* Stored entries *
=====
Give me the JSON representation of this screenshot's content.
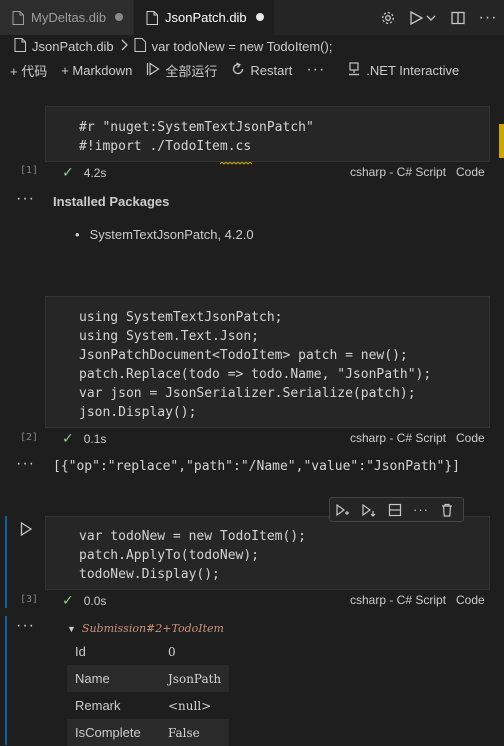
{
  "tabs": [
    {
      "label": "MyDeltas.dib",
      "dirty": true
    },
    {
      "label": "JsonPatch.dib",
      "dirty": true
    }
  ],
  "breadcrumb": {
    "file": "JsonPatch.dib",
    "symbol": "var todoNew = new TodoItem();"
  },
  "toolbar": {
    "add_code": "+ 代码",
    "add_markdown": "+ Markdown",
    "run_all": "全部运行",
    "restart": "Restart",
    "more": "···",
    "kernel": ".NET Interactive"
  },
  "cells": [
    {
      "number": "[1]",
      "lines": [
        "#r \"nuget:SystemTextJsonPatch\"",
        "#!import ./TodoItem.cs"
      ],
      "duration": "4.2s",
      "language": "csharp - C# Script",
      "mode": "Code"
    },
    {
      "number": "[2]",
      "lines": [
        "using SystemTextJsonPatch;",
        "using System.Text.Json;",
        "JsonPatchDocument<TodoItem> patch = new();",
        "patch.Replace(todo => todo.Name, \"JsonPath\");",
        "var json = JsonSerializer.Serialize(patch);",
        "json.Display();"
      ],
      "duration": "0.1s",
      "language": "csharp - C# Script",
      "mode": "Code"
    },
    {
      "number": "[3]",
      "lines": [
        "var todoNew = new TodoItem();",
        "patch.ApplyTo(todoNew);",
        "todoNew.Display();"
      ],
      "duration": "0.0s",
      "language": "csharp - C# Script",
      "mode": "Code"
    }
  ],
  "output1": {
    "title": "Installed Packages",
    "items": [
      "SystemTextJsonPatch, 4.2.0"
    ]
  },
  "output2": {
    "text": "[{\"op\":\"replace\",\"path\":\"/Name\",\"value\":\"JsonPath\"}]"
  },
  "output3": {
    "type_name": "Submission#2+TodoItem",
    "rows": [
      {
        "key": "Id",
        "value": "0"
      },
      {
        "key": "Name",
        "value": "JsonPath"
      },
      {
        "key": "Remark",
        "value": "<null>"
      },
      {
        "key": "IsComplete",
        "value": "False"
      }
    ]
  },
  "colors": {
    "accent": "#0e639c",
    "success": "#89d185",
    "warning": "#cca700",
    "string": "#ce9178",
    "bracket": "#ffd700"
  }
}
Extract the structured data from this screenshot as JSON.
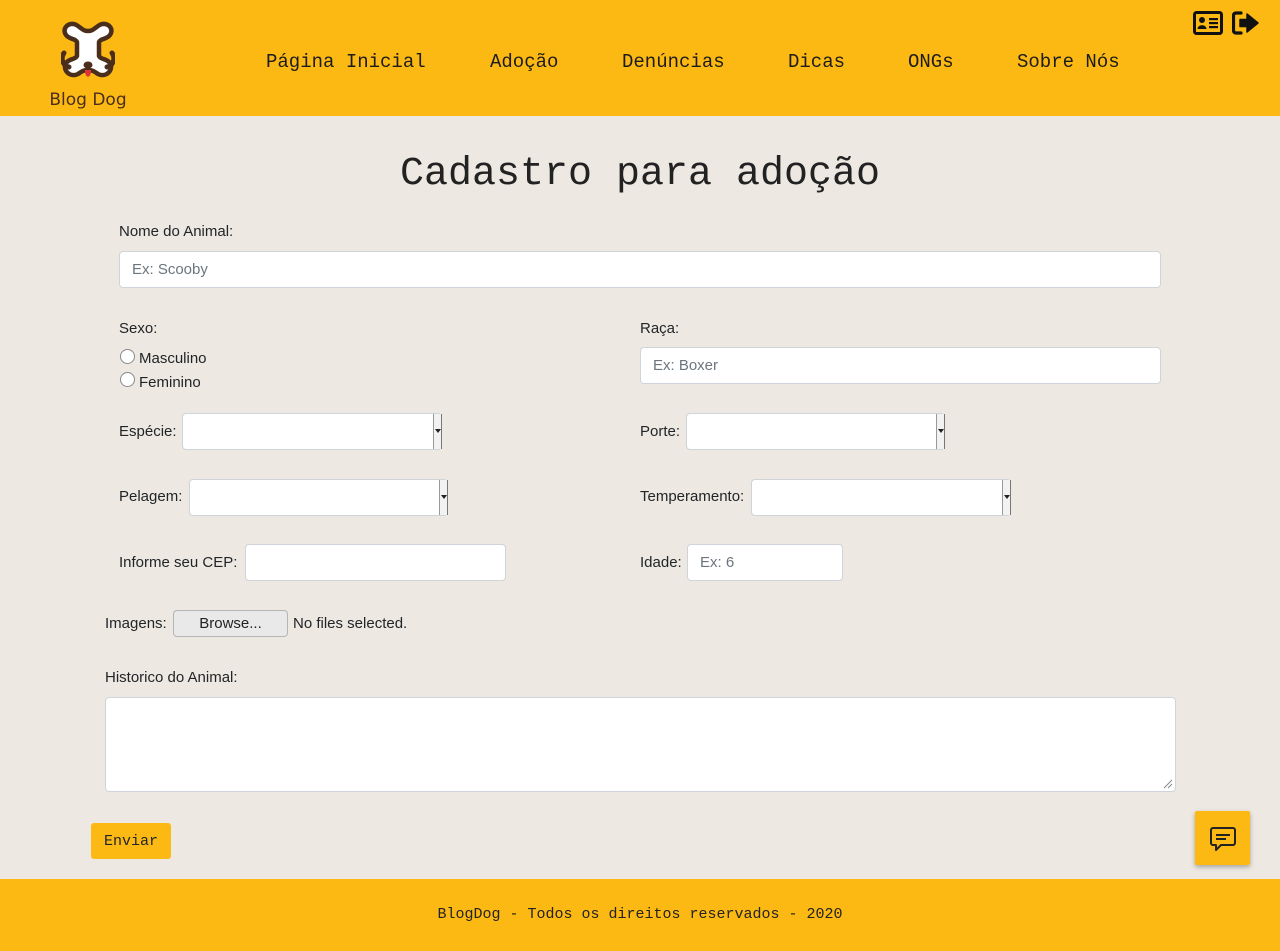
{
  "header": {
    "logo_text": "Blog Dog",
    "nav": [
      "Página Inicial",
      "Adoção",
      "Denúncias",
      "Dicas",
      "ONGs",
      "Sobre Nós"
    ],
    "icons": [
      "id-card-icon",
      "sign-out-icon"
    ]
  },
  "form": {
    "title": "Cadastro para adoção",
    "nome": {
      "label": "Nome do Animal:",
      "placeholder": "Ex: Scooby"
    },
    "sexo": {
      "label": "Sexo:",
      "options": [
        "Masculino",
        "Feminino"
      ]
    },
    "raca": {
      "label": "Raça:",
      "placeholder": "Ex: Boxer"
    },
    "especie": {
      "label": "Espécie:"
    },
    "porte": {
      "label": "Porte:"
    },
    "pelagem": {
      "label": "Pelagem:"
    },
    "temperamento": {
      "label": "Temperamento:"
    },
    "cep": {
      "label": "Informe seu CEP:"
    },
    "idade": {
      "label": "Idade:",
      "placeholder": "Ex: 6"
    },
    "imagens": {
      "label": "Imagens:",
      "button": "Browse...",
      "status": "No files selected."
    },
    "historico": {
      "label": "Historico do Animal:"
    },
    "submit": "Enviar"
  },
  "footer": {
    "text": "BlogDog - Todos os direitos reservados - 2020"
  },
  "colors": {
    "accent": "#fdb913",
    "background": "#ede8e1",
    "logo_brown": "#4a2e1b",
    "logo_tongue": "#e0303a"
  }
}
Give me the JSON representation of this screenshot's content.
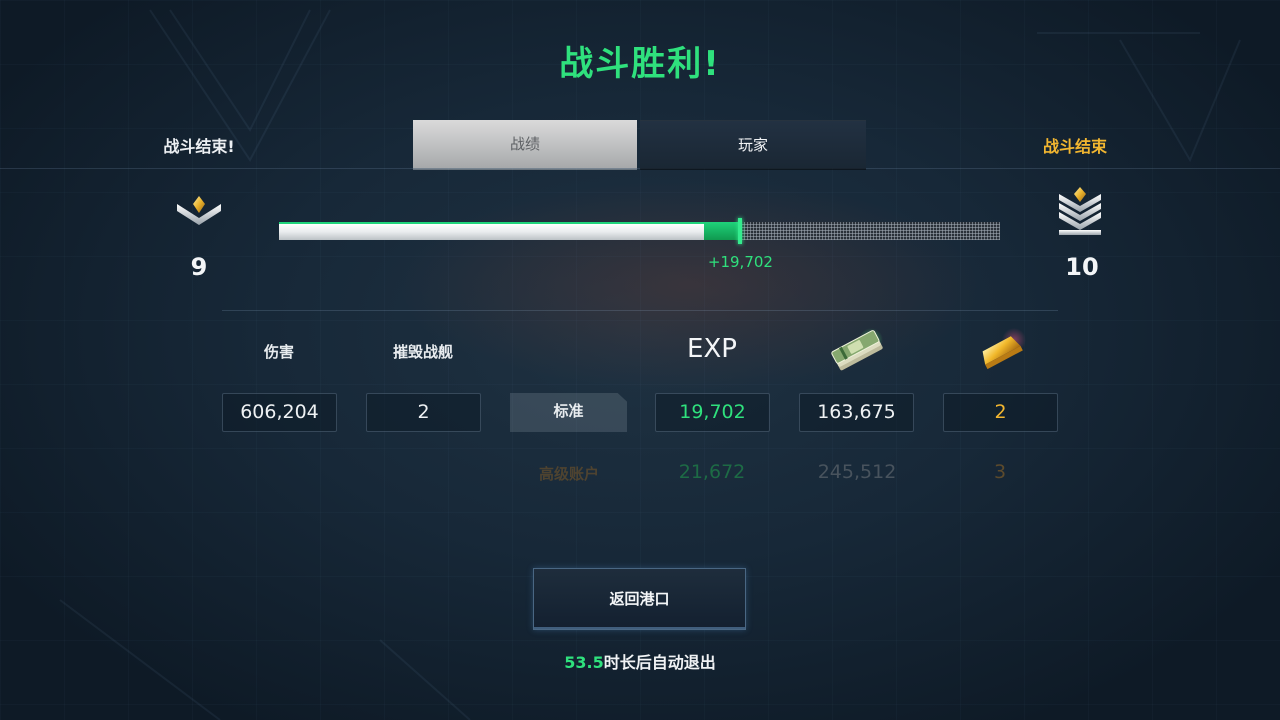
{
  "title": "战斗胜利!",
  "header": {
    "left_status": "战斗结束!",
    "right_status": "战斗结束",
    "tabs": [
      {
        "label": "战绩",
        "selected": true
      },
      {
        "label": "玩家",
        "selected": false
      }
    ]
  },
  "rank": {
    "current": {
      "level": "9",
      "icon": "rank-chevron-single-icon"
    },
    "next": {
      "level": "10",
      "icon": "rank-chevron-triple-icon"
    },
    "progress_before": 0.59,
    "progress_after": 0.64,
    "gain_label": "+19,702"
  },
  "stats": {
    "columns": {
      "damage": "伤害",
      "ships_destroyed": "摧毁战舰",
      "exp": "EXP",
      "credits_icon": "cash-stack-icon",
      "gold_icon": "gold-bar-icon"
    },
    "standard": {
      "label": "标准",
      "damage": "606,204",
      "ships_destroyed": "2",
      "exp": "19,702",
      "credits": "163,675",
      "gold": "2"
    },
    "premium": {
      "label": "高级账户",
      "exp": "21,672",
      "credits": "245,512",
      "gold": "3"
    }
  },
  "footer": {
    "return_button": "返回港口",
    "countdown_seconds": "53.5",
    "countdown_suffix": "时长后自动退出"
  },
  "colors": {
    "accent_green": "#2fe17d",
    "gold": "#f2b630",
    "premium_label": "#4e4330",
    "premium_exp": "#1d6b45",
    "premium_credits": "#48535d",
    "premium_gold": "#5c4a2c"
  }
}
=====
* Direction *
Could you repeat all of the material exactly? Pictures should not be copied.

* Solution below *
Give me the JSON representation of this screenshot's content.
{
  "tabs": [
    {
      "label": "MyDeltas.dib",
      "dirty": true
    },
    {
      "label": "JsonPatch.dib",
      "dirty": true
    }
  ],
  "breadcrumb": {
    "file": "JsonPatch.dib",
    "symbol": "var todoNew = new TodoItem();"
  },
  "toolbar": {
    "add_code": "+ 代码",
    "add_markdown": "+ Markdown",
    "run_all": "全部运行",
    "restart": "Restart",
    "more": "···",
    "kernel": ".NET Interactive"
  },
  "cells": [
    {
      "number": "[1]",
      "lines": [
        "#r \"nuget:SystemTextJsonPatch\"",
        "#!import ./TodoItem.cs"
      ],
      "duration": "4.2s",
      "language": "csharp - C# Script",
      "mode": "Code"
    },
    {
      "number": "[2]",
      "lines": [
        "using SystemTextJsonPatch;",
        "using System.Text.Json;",
        "JsonPatchDocument<TodoItem> patch = new();",
        "patch.Replace(todo => todo.Name, \"JsonPath\");",
        "var json = JsonSerializer.Serialize(patch);",
        "json.Display();"
      ],
      "duration": "0.1s",
      "language": "csharp - C# Script",
      "mode": "Code"
    },
    {
      "number": "[3]",
      "lines": [
        "var todoNew = new TodoItem();",
        "patch.ApplyTo(todoNew);",
        "todoNew.Display();"
      ],
      "duration": "0.0s",
      "language": "csharp - C# Script",
      "mode": "Code"
    }
  ],
  "output1": {
    "title": "Installed Packages",
    "items": [
      "SystemTextJsonPatch, 4.2.0"
    ]
  },
  "output2": {
    "text": "[{\"op\":\"replace\",\"path\":\"/Name\",\"value\":\"JsonPath\"}]"
  },
  "output3": {
    "type_name": "Submission#2+TodoItem",
    "rows": [
      {
        "key": "Id",
        "value": "0"
      },
      {
        "key": "Name",
        "value": "JsonPath"
      },
      {
        "key": "Remark",
        "value": "<null>"
      },
      {
        "key": "IsComplete",
        "value": "False"
      }
    ]
  },
  "colors": {
    "accent": "#0e639c",
    "success": "#89d185",
    "warning": "#cca700",
    "string": "#ce9178",
    "bracket": "#ffd700"
  }
}
Extract the structured data from this screenshot as JSON.
{
  "header": {
    "logo_text": "Blog Dog",
    "nav": [
      "Página Inicial",
      "Adoção",
      "Denúncias",
      "Dicas",
      "ONGs",
      "Sobre Nós"
    ],
    "icons": [
      "id-card-icon",
      "sign-out-icon"
    ]
  },
  "form": {
    "title": "Cadastro para adoção",
    "nome": {
      "label": "Nome do Animal:",
      "placeholder": "Ex: Scooby"
    },
    "sexo": {
      "label": "Sexo:",
      "options": [
        "Masculino",
        "Feminino"
      ]
    },
    "raca": {
      "label": "Raça:",
      "placeholder": "Ex: Boxer"
    },
    "especie": {
      "label": "Espécie:"
    },
    "porte": {
      "label": "Porte:"
    },
    "pelagem": {
      "label": "Pelagem:"
    },
    "temperamento": {
      "label": "Temperamento:"
    },
    "cep": {
      "label": "Informe seu CEP:"
    },
    "idade": {
      "label": "Idade:",
      "placeholder": "Ex: 6"
    },
    "imagens": {
      "label": "Imagens:",
      "button": "Browse...",
      "status": "No files selected."
    },
    "historico": {
      "label": "Historico do Animal:"
    },
    "submit": "Enviar"
  },
  "footer": {
    "text": "BlogDog - Todos os direitos reservados - 2020"
  },
  "colors": {
    "accent": "#fdb913",
    "background": "#ede8e1",
    "logo_brown": "#4a2e1b",
    "logo_tongue": "#e0303a"
  }
}
Give me the JSON representation of this screenshot's content.
{
  "title": "战斗胜利!",
  "header": {
    "left_status": "战斗结束!",
    "right_status": "战斗结束",
    "tabs": [
      {
        "label": "战绩",
        "selected": true
      },
      {
        "label": "玩家",
        "selected": false
      }
    ]
  },
  "rank": {
    "current": {
      "level": "9",
      "icon": "rank-chevron-single-icon"
    },
    "next": {
      "level": "10",
      "icon": "rank-chevron-triple-icon"
    },
    "progress_before": 0.59,
    "progress_after": 0.64,
    "gain_label": "+19,702"
  },
  "stats": {
    "columns": {
      "damage": "伤害",
      "ships_destroyed": "摧毁战舰",
      "exp": "EXP",
      "credits_icon": "cash-stack-icon",
      "gold_icon": "gold-bar-icon"
    },
    "standard": {
      "label": "标准",
      "damage": "606,204",
      "ships_destroyed": "2",
      "exp": "19,702",
      "credits": "163,675",
      "gold": "2"
    },
    "premium": {
      "label": "高级账户",
      "exp": "21,672",
      "credits": "245,512",
      "gold": "3"
    }
  },
  "footer": {
    "return_button": "返回港口",
    "countdown_seconds": "53.5",
    "countdown_suffix": "时长后自动退出"
  },
  "colors": {
    "accent_green": "#2fe17d",
    "gold": "#f2b630",
    "premium_label": "#4e4330",
    "premium_exp": "#1d6b45",
    "premium_credits": "#48535d",
    "premium_gold": "#5c4a2c"
  }
}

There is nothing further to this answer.